Data entries
——————

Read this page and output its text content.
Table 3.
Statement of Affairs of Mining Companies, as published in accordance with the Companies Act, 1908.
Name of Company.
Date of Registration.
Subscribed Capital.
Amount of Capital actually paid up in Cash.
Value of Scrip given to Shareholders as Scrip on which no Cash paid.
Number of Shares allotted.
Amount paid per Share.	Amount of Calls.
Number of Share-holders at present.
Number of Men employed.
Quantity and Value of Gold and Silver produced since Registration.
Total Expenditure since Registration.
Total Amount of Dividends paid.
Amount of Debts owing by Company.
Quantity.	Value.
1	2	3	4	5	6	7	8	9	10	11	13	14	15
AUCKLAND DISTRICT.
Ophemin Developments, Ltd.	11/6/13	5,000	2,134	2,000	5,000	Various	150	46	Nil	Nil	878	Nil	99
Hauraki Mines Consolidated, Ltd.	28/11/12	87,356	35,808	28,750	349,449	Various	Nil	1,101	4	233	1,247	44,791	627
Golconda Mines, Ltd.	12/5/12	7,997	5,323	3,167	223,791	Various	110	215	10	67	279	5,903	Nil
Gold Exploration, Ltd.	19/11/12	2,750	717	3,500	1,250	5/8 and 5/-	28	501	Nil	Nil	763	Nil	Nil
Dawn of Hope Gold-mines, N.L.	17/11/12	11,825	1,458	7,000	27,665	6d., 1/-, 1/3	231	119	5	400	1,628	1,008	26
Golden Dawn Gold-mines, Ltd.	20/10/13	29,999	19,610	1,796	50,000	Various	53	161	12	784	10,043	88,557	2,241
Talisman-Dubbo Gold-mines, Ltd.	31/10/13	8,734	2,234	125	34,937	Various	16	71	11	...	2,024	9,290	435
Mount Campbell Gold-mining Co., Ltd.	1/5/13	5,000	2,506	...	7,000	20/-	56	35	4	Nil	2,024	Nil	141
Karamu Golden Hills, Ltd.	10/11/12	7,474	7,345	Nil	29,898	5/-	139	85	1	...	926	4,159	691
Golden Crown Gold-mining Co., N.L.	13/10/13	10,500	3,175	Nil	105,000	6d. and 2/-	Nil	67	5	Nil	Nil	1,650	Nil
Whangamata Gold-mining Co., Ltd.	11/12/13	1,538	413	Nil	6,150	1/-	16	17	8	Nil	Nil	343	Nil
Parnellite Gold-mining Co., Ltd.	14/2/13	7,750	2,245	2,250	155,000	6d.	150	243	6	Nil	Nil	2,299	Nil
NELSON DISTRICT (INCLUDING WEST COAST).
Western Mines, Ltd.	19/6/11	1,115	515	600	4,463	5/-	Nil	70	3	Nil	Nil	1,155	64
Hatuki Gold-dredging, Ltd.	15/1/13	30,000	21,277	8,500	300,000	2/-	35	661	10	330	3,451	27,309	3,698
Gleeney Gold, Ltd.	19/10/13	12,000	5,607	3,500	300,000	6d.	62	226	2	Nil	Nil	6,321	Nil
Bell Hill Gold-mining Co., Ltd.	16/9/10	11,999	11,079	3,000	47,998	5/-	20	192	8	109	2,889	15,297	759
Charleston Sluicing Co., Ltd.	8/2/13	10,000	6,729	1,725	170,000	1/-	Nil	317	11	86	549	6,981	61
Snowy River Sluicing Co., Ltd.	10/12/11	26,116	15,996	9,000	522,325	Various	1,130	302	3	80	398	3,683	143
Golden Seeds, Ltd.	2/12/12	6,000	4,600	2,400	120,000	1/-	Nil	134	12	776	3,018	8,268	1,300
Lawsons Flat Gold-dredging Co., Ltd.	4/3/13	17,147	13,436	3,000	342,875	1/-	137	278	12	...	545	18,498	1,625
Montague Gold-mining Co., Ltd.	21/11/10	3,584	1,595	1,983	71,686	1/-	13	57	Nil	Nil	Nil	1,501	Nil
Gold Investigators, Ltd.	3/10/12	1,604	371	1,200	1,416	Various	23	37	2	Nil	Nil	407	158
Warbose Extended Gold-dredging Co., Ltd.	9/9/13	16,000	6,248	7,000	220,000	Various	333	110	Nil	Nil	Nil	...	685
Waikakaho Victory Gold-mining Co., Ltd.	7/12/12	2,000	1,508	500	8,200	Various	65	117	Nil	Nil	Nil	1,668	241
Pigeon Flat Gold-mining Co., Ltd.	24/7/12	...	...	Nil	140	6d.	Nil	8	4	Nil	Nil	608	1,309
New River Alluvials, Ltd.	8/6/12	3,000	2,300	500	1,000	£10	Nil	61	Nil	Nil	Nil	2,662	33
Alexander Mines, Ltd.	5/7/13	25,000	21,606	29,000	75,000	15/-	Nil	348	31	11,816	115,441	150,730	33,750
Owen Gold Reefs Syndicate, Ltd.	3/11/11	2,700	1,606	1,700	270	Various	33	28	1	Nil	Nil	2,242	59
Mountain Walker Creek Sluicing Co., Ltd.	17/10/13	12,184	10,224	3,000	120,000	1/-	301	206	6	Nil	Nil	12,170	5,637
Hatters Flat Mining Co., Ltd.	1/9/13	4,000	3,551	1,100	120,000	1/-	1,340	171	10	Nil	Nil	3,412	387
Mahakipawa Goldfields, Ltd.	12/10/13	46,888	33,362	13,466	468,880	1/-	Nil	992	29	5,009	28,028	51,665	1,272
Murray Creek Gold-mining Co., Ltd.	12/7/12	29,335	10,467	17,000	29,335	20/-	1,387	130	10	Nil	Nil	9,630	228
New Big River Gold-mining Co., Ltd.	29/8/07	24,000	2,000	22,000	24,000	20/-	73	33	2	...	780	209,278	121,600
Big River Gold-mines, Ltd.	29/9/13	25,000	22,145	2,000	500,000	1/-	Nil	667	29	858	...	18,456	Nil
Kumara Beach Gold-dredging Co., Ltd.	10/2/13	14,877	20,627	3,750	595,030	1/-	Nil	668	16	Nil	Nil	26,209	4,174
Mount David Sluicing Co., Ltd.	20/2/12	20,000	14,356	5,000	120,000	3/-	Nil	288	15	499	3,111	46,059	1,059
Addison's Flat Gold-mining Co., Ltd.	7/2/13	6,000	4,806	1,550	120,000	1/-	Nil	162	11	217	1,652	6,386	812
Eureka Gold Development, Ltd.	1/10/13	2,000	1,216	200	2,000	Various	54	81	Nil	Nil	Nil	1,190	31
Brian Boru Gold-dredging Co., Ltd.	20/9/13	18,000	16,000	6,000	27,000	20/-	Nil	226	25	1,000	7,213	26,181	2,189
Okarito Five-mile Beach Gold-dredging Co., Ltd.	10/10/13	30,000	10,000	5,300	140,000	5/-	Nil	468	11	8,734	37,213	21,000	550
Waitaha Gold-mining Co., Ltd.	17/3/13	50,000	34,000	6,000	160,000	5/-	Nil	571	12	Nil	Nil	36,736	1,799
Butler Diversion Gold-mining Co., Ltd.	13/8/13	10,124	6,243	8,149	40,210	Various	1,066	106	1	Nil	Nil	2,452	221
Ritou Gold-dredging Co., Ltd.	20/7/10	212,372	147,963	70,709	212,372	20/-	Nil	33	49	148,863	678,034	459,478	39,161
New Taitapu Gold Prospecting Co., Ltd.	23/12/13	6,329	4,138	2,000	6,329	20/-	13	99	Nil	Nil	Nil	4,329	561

——————

Word for word, extract all the records.

Read this page and output its text content.
Table 3.
Statement of Affairs of Mining Companies, as published in accordance with the Companies Act, 1908.
Name of Company.
Date of Registration.
Subscribed Capital.
Amount of Capital actually paid up in Cash.
Value of Scrip given to Shareholders as Scrip on which no Cash paid.
Number of Shares allotted.
Amount paid per Share.	Amount of Calls.
Number of Share-holders at present.
Number of Men employed.
Quantity and Value of Gold and Silver produced since Registration.
Total Expenditure since Registration.
Total Amount of Dividends paid.
Amount of Debts owing by Company.
Quantity.	Value.
1	2	3	4	5	6	7	8	9	10	11	13	14	15
AUCKLAND DISTRICT.
Ophemin Developments, Ltd.	11/6/13	5,000	2,134	2,000	5,000	Various	150	46	Nil	Nil	878	Nil	99
Hauraki Mines Consolidated, Ltd.	28/11/12	87,356	35,808	28,750	349,449	Various	Nil	1,101	4	233	1,247	44,791	627
Golconda Mines, Ltd.	12/5/12	7,997	5,323	3,167	223,791	Various	110	215	10	67	279	5,903	Nil
Gold Exploration, Ltd.	19/11/12	2,750	717	3,500	1,250	5/8 and 5/-	28	501	Nil	Nil	763	Nil	Nil
Dawn of Hope Gold-mines, N.L.	17/11/12	11,825	1,458	7,000	27,665	6d., 1/-, 1/3	231	119	5	400	1,628	1,008	26
Golden Dawn Gold-mines, Ltd.	20/10/13	29,999	19,610	1,796	50,000	Various	53	161	12	784	10,043	88,557	2,241
Talisman-Dubbo Gold-mines, Ltd.	31/10/13	8,734	2,234	125	34,937	Various	16	71	11	...	2,024	9,290	435
Mount Campbell Gold-mining Co., Ltd.	1/5/13	5,000	2,506	...	7,000	20/-	56	35	4	Nil	2,024	Nil	141
Karamu Golden Hills, Ltd.	10/11/12	7,474	7,345	Nil	29,898	5/-	139	85	1	...	926	4,159	691
Golden Crown Gold-mining Co., N.L.	13/10/13	10,500	3,175	Nil	105,000	6d. and 2/-	Nil	67	5	Nil	Nil	1,650	Nil
Whangamata Gold-mining Co., Ltd.	11/12/13	1,538	413	Nil	6,150	1/-	16	17	8	Nil	Nil	343	Nil
Parnellite Gold-mining Co., Ltd.	14/2/13	7,750	2,245	2,250	155,000	6d.	150	243	6	Nil	Nil	2,299	Nil
NELSON DISTRICT (INCLUDING WEST COAST).
Western Mines, Ltd.	19/6/11	1,115	515	600	4,463	5/-	Nil	70	3	Nil	Nil	1,155	64
Hatuki Gold-dredging, Ltd.	15/1/13	30,000	21,277	8,500	300,000	2/-	35	661	10	330	3,451	27,309	3,698
Gleeney Gold, Ltd.	19/10/13	12,000	5,607	3,500	300,000	6d.	62	226	2	Nil	Nil	6,321	Nil
Bell Hill Gold-mining Co., Ltd.	16/9/10	11,999	11,079	3,000	47,998	5/-	20	192	8	109	2,889	15,297	759
Charleston Sluicing Co., Ltd.	8/2/13	10,000	6,729	1,725	170,000	1/-	Nil	317	11	86	549	6,981	61
Snowy River Sluicing Co., Ltd.	10/12/11	26,116	15,996	9,000	522,325	Various	1,130	302	3	80	398	3,683	143
Golden Seeds, Ltd.	2/12/12	6,000	4,600	2,400	120,000	1/-	Nil	134	12	776	3,018	8,268	1,300
Lawsons Flat Gold-dredging Co., Ltd.	4/3/13	17,147	13,436	3,000	342,875	1/-	137	278	12	...	545	18,498	1,625
Montague Gold-mining Co., Ltd.	21/11/10	3,584	1,595	1,983	71,686	1/-	13	57	Nil	Nil	Nil	1,501	Nil
Gold Investigators, Ltd.	3/10/12	1,604	371	1,200	1,416	Various	23	37	2	Nil	Nil	407	158
Warbose Extended Gold-dredging Co., Ltd.	9/9/13	16,000	6,248	7,000	220,000	Various	333	110	Nil	Nil	Nil	...	685
Waikakaho Victory Gold-mining Co., Ltd.	7/12/12	2,000	1,508	500	8,200	Various	65	117	Nil	Nil	Nil	1,668	241
Pigeon Flat Gold-mining Co., Ltd.	24/7/12	...	...	Nil	140	6d.	Nil	8	4	Nil	Nil	608	1,309
New River Alluvials, Ltd.	8/6/12	3,000	2,300	500	1,000	£10	Nil	61	Nil	Nil	Nil	2,662	33
Alexander Mines, Ltd.	5/7/13	25,000	21,606	29,000	75,000	15/-	Nil	348	31	11,816	115,441	150,730	33,750
Owen Gold Reefs Syndicate, Ltd.	3/11/11	2,700	1,606	1,700	270	Various	33	28	1	Nil	Nil	2,242	59
Mountain Walker Creek Sluicing Co., Ltd.	17/10/13	12,184	10,224	3,000	120,000	1/-	301	206	6	Nil	Nil	12,170	5,637
Hatters Flat Mining Co., Ltd.	1/9/13	4,000	3,551	1,100	120,000	1/-	1,340	171	10	Nil	Nil	3,412	387
Mahakipawa Goldfields, Ltd.	12/10/13	46,888	33,362	13,466	468,880	1/-	Nil	992	29	5,009	28,028	51,665	1,272
Murray Creek Gold-mining Co., Ltd.	12/7/12	29,335	10,467	17,000	29,335	20/-	1,387	130	10	Nil	Nil	9,630	228
New Big River Gold-mining Co., Ltd.	29/8/07	24,000	2,000	22,000	24,000	20/-	73	33	2	...	780	209,278	121,600
Big River Gold-mines, Ltd.	29/9/13	25,000	22,145	2,000	500,000	1/-	Nil	667	29	858	...	18,456	Nil
Kumara Beach Gold-dredging Co., Ltd.	10/2/13	14,877	20,627	3,750	595,030	1/-	Nil	668	16	Nil	Nil	26,209	4,174
Mount David Sluicing Co., Ltd.	20/2/12	20,000	14,356	5,000	120,000	3/-	Nil	288	15	499	3,111	46,059	1,059
Addison's Flat Gold-mining Co., Ltd.	7/2/13	6,000	4,806	1,550	120,000	1/-	Nil	162	11	217	1,652	6,386	812
Eureka Gold Development, Ltd.	1/10/13	2,000	1,216	200	2,000	Various	54	81	Nil	Nil	Nil	1,190	31
Brian Boru Gold-dredging Co., Ltd.	20/9/13	18,000	16,000	6,000	27,000	20/-	Nil	226	25	1,000	7,213	26,181	2,189
Okarito Five-mile Beach Gold-dredging Co., Ltd.	10/10/13	30,000	10,000	5,300	140,000	5/-	Nil	468	11	8,734	37,213	21,000	550
Waitaha Gold-mining Co., Ltd.	17/3/13	50,000	34,000	6,000	160,000	5/-	Nil	571	12	Nil	Nil	36,736	1,799
Butler Diversion Gold-mining Co., Ltd.	13/8/13	10,124	6,243	8,149	40,210	Various	1,066	106	1	Nil	Nil	2,452	221
Ritou Gold-dredging Co., Ltd.	20/7/10	212,372	147,963	70,709	212,372	20/-	Nil	33	49	148,863	678,034	459,478	39,161
New Taitapu Gold Prospecting Co., Ltd.	23/12/13	6,329	4,138	2,000	6,329	20/-	13	99	Nil	Nil	Nil	4,329	561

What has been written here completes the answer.